Stored data entries →
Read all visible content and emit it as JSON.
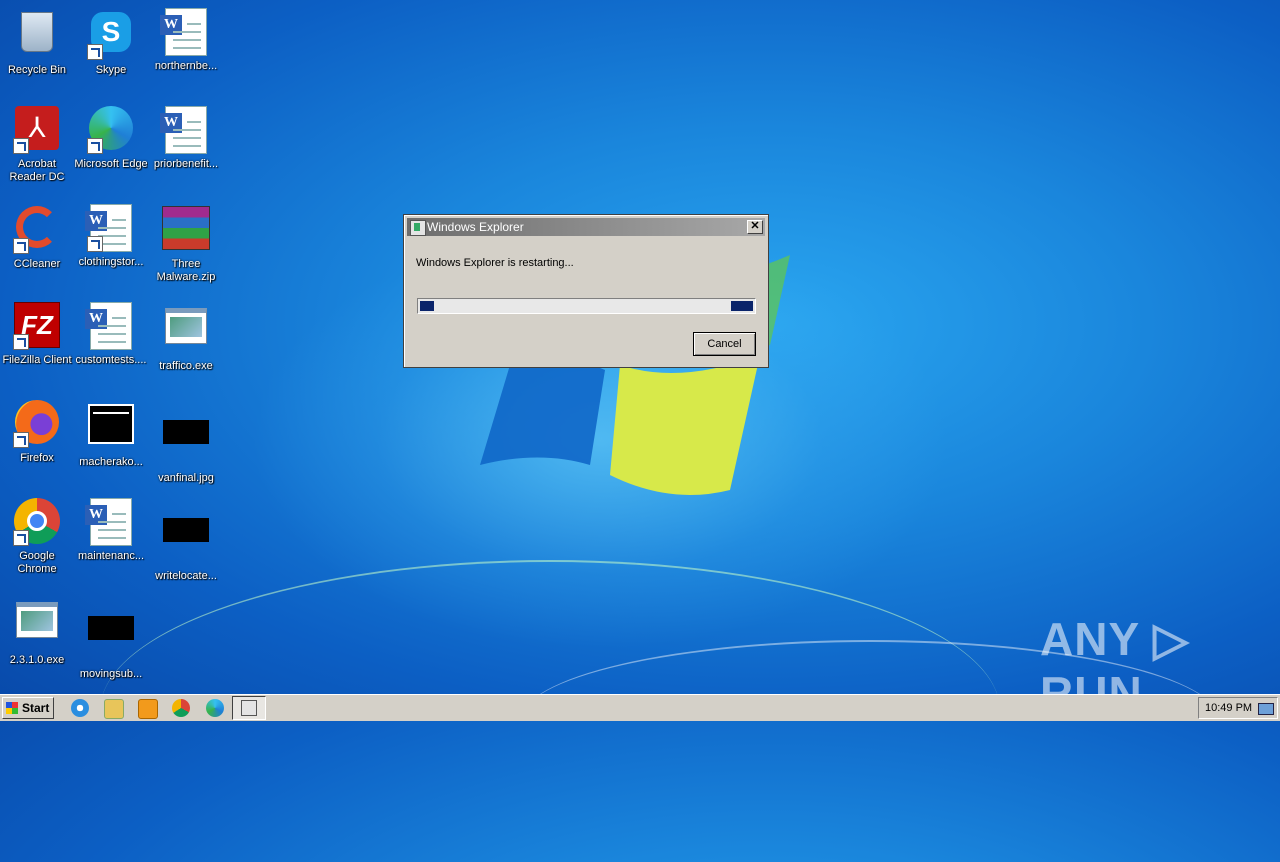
{
  "desktop": {
    "icons": [
      {
        "label": "Recycle Bin",
        "icon": "recycle-bin-icon"
      },
      {
        "label": "Skype",
        "icon": "skype-icon"
      },
      {
        "label": "northernbe...",
        "icon": "word-document-icon"
      },
      {
        "label": "Acrobat Reader DC",
        "icon": "acrobat-icon"
      },
      {
        "label": "Microsoft Edge",
        "icon": "edge-icon"
      },
      {
        "label": "priorbenefit...",
        "icon": "word-document-icon"
      },
      {
        "label": "CCleaner",
        "icon": "ccleaner-icon"
      },
      {
        "label": "clothingstor...",
        "icon": "word-document-icon"
      },
      {
        "label": "Three Malware.zip",
        "icon": "winrar-archive-icon"
      },
      {
        "label": "FileZilla Client",
        "icon": "filezilla-icon"
      },
      {
        "label": "customtests....",
        "icon": "word-document-icon"
      },
      {
        "label": "traffico.exe",
        "icon": "exe-icon"
      },
      {
        "label": "Firefox",
        "icon": "firefox-icon"
      },
      {
        "label": "macherako...",
        "icon": "window-icon"
      },
      {
        "label": "vanfinal.jpg",
        "icon": "image-icon"
      },
      {
        "label": "Google Chrome",
        "icon": "chrome-icon"
      },
      {
        "label": "maintenanc...",
        "icon": "word-document-icon"
      },
      {
        "label": "writelocate...",
        "icon": "image-icon"
      },
      {
        "label": "2.3.1.0.exe",
        "icon": "exe-icon"
      },
      {
        "label": "movingsub...",
        "icon": "image-icon"
      }
    ]
  },
  "dialog": {
    "title": "Windows Explorer",
    "message": "Windows Explorer is restarting...",
    "cancel_label": "Cancel",
    "close_glyph": "✕"
  },
  "taskbar": {
    "start_label": "Start",
    "clock": "10:49 PM",
    "pinned": [
      "internet-explorer-icon",
      "file-explorer-icon",
      "media-player-icon",
      "chrome-icon",
      "edge-icon",
      "windows-explorer-task-icon"
    ]
  },
  "watermark": "ANY ▷ RUN",
  "colors": {
    "progress_block": "#0a246a",
    "dialog_bg": "#d4d0c8",
    "desktop_blue": "#1a86dc"
  }
}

TASK PROMPT → Do not include the images; transcribe the rest of the listing exactly.

EXERCISE RESULT →
Read all visible content and emit it as JSON.
{
  "desktop": {
    "icons": [
      {
        "label": "Recycle Bin",
        "icon": "recycle-bin-icon"
      },
      {
        "label": "Skype",
        "icon": "skype-icon"
      },
      {
        "label": "northernbe...",
        "icon": "word-document-icon"
      },
      {
        "label": "Acrobat Reader DC",
        "icon": "acrobat-icon"
      },
      {
        "label": "Microsoft Edge",
        "icon": "edge-icon"
      },
      {
        "label": "priorbenefit...",
        "icon": "word-document-icon"
      },
      {
        "label": "CCleaner",
        "icon": "ccleaner-icon"
      },
      {
        "label": "clothingstor...",
        "icon": "word-document-icon"
      },
      {
        "label": "Three Malware.zip",
        "icon": "winrar-archive-icon"
      },
      {
        "label": "FileZilla Client",
        "icon": "filezilla-icon"
      },
      {
        "label": "customtests....",
        "icon": "word-document-icon"
      },
      {
        "label": "traffico.exe",
        "icon": "exe-icon"
      },
      {
        "label": "Firefox",
        "icon": "firefox-icon"
      },
      {
        "label": "macherako...",
        "icon": "window-icon"
      },
      {
        "label": "vanfinal.jpg",
        "icon": "image-icon"
      },
      {
        "label": "Google Chrome",
        "icon": "chrome-icon"
      },
      {
        "label": "maintenanc...",
        "icon": "word-document-icon"
      },
      {
        "label": "writelocate...",
        "icon": "image-icon"
      },
      {
        "label": "2.3.1.0.exe",
        "icon": "exe-icon"
      },
      {
        "label": "movingsub...",
        "icon": "image-icon"
      }
    ]
  },
  "dialog": {
    "title": "Windows Explorer",
    "message": "Windows Explorer is restarting...",
    "cancel_label": "Cancel",
    "close_glyph": "✕"
  },
  "taskbar": {
    "start_label": "Start",
    "clock": "10:49 PM",
    "pinned": [
      "internet-explorer-icon",
      "file-explorer-icon",
      "media-player-icon",
      "chrome-icon",
      "edge-icon",
      "windows-explorer-task-icon"
    ]
  },
  "watermark": "ANY ▷ RUN",
  "colors": {
    "progress_block": "#0a246a",
    "dialog_bg": "#d4d0c8",
    "desktop_blue": "#1a86dc"
  }
}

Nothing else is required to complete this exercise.